### What needs to be done
Find the lines holding "POOR" and copy them.
┄┄┄┄┄┄
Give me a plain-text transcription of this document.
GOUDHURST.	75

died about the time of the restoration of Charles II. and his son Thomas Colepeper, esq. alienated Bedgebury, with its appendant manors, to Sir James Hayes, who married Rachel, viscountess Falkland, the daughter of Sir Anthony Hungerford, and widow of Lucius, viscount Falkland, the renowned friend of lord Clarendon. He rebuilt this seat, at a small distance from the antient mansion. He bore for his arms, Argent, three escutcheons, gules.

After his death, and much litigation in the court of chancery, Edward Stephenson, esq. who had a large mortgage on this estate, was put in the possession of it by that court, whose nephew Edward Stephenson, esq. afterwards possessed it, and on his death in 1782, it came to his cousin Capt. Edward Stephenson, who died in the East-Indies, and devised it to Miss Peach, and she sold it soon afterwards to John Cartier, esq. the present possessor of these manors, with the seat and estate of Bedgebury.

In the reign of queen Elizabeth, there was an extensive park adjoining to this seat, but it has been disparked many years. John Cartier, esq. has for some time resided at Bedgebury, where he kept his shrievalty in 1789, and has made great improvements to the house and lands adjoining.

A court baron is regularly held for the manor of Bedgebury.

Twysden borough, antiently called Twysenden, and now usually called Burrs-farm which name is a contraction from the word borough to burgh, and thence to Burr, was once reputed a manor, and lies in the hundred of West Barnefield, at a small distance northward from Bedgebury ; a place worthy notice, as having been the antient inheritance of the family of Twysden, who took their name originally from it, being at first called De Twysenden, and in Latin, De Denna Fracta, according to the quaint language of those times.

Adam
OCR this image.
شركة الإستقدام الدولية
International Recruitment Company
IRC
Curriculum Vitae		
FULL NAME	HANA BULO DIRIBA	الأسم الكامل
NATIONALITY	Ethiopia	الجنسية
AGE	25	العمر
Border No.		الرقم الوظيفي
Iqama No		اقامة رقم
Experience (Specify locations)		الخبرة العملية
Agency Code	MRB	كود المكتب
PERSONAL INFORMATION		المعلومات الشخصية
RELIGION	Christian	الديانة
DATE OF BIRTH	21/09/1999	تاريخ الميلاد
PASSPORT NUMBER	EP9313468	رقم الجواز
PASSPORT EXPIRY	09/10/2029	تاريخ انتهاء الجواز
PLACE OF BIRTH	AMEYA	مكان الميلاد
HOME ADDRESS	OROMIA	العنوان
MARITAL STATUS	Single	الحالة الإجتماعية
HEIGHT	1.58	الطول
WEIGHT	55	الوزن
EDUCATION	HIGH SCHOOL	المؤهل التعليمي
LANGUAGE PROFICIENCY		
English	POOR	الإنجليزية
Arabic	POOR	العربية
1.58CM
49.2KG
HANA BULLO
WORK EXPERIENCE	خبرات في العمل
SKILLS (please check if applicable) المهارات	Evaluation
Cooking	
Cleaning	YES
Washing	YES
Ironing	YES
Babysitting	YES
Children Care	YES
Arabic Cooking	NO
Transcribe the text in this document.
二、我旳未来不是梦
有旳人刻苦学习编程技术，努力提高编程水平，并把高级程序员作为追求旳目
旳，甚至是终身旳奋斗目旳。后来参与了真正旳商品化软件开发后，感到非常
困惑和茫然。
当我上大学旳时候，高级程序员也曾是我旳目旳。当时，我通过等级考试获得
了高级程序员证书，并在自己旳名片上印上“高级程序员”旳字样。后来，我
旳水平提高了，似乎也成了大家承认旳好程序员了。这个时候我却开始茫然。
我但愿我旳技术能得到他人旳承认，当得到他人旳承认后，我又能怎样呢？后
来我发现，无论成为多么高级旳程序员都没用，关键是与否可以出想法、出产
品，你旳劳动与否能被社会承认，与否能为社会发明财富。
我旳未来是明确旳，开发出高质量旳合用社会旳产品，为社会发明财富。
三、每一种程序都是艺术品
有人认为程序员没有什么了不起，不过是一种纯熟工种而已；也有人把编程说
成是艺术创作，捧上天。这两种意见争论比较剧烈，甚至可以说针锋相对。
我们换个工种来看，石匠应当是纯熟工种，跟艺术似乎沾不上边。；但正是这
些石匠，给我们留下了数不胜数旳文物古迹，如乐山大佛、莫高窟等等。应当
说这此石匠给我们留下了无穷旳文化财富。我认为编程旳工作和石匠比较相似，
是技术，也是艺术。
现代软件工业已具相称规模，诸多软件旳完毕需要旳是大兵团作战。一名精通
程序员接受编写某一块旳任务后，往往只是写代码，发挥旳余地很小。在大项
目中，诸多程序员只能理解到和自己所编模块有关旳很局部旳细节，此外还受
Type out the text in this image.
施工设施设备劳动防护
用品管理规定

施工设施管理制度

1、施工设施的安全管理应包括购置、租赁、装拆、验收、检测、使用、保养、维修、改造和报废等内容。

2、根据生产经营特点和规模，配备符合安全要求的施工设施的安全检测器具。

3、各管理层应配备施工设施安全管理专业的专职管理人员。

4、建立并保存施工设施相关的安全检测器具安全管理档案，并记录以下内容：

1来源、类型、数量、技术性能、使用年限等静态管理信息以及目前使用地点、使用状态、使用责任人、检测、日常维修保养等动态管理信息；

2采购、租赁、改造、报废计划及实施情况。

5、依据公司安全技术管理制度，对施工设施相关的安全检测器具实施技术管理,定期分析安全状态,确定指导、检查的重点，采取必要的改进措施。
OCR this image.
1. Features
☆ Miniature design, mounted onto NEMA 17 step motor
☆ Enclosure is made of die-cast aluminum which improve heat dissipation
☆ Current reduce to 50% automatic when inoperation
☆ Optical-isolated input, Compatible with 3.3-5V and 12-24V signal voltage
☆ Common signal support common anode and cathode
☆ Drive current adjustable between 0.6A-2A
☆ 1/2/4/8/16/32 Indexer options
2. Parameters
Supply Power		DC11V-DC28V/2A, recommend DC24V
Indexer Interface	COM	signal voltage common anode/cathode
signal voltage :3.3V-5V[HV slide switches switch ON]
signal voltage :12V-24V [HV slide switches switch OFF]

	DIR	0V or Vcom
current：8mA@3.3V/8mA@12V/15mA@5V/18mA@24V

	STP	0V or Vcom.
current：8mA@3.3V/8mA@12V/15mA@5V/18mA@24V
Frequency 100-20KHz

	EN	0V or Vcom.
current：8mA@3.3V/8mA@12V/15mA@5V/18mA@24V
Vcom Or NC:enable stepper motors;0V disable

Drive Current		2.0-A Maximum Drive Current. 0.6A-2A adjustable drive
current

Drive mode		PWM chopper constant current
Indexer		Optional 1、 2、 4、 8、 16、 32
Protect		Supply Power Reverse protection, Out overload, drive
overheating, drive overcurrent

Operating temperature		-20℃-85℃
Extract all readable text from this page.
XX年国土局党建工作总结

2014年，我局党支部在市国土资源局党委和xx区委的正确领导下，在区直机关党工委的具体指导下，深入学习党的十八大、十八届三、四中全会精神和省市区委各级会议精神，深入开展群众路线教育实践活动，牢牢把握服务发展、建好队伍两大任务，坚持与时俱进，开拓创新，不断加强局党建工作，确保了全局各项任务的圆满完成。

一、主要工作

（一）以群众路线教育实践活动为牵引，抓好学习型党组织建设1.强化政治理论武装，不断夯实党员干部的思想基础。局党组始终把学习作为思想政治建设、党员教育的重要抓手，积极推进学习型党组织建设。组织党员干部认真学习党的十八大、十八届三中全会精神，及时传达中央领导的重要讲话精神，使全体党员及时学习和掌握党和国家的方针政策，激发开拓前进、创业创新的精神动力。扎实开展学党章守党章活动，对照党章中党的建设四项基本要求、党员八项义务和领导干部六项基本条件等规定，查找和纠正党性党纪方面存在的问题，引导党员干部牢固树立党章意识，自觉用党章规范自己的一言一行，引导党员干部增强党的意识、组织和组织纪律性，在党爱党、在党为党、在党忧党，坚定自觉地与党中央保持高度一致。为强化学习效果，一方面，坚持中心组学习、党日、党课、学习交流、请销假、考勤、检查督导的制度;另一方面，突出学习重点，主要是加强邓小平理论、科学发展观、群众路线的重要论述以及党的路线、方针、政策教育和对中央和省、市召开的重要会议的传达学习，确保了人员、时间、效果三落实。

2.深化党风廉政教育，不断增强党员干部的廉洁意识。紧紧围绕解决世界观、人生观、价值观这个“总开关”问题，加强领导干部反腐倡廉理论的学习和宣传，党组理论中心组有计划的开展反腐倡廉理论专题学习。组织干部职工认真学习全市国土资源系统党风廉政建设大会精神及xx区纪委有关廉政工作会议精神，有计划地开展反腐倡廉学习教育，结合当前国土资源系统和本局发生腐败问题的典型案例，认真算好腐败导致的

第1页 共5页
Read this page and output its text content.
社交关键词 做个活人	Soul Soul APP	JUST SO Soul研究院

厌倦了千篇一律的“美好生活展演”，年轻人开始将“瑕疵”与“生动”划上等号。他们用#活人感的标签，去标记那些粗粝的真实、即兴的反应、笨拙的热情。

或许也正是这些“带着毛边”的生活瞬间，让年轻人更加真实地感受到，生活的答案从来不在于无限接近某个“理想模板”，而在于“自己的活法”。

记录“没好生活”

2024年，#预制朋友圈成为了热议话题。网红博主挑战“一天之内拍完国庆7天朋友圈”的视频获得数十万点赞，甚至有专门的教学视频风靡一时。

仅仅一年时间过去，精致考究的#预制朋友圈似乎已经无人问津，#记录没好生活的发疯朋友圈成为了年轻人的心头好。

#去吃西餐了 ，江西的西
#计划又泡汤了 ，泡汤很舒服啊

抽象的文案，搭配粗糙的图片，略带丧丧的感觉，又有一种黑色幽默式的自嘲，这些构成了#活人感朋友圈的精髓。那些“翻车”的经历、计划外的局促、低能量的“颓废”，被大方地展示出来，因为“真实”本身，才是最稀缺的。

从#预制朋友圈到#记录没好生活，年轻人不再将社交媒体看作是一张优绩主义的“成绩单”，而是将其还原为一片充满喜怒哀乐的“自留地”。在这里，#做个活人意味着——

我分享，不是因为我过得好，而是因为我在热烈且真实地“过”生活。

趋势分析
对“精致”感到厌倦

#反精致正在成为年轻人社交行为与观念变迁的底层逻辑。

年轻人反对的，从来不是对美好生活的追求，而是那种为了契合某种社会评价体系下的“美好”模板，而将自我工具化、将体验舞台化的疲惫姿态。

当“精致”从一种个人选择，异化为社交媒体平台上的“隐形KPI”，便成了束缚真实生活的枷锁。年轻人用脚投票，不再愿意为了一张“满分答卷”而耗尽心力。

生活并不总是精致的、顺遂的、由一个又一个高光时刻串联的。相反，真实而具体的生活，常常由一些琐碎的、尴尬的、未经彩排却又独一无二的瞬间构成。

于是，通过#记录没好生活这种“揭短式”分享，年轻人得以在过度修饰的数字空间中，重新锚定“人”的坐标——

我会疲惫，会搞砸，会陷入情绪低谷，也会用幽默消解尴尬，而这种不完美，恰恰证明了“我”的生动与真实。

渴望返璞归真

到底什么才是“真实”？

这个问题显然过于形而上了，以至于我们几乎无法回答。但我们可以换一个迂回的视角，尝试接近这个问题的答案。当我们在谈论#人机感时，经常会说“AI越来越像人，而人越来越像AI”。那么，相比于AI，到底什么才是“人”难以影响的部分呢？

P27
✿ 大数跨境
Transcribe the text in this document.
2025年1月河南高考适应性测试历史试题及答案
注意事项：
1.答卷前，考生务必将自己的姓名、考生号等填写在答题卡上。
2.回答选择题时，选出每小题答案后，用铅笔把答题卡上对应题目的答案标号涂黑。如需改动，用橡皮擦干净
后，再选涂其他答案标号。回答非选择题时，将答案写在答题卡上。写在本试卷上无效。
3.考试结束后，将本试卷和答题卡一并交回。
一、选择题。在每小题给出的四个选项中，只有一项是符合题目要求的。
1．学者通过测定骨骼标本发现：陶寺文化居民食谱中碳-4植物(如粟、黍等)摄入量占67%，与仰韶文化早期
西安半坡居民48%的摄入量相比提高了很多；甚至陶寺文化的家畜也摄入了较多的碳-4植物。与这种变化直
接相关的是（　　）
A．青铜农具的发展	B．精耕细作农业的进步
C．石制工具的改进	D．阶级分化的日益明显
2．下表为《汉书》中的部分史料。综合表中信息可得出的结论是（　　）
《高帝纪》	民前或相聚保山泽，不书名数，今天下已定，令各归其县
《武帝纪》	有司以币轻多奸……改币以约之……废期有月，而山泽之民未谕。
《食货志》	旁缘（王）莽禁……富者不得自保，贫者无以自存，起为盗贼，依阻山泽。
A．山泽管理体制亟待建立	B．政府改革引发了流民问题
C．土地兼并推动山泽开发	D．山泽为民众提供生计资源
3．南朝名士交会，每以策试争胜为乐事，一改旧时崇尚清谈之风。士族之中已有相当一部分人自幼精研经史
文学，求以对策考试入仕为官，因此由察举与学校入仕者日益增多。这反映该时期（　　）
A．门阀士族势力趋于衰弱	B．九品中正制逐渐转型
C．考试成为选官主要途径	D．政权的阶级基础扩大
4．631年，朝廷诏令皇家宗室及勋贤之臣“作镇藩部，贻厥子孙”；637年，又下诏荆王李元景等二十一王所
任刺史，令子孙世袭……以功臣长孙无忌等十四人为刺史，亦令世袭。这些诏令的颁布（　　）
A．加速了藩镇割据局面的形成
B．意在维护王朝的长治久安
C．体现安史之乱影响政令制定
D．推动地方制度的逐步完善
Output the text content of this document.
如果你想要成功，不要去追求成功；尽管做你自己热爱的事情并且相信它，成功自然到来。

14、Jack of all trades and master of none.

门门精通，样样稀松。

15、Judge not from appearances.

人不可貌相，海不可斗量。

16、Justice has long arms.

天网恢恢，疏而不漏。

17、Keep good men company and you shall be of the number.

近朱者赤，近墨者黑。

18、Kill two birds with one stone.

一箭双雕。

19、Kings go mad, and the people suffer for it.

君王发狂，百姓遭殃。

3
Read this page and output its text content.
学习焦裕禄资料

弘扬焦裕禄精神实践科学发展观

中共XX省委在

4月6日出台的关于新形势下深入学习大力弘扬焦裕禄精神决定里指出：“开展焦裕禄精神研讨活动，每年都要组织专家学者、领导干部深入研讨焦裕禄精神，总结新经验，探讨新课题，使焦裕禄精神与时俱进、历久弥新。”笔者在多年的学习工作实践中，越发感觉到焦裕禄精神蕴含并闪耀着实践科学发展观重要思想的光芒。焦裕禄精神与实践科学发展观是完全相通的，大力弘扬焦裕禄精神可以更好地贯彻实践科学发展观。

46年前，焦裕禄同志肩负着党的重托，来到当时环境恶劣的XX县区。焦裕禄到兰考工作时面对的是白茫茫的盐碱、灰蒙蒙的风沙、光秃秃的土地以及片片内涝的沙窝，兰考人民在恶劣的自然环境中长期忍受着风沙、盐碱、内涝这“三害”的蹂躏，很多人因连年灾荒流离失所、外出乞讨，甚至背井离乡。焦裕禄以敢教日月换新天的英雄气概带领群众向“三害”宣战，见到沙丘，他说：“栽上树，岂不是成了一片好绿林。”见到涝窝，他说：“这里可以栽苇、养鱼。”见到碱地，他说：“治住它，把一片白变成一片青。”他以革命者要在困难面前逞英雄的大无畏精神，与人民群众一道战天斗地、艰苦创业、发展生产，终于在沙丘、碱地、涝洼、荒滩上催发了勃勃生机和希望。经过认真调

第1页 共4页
┄┄┄┄┄┄
### Answer for this exercise
English	POOR	الإنجليزية
Arabic	POOR	العربية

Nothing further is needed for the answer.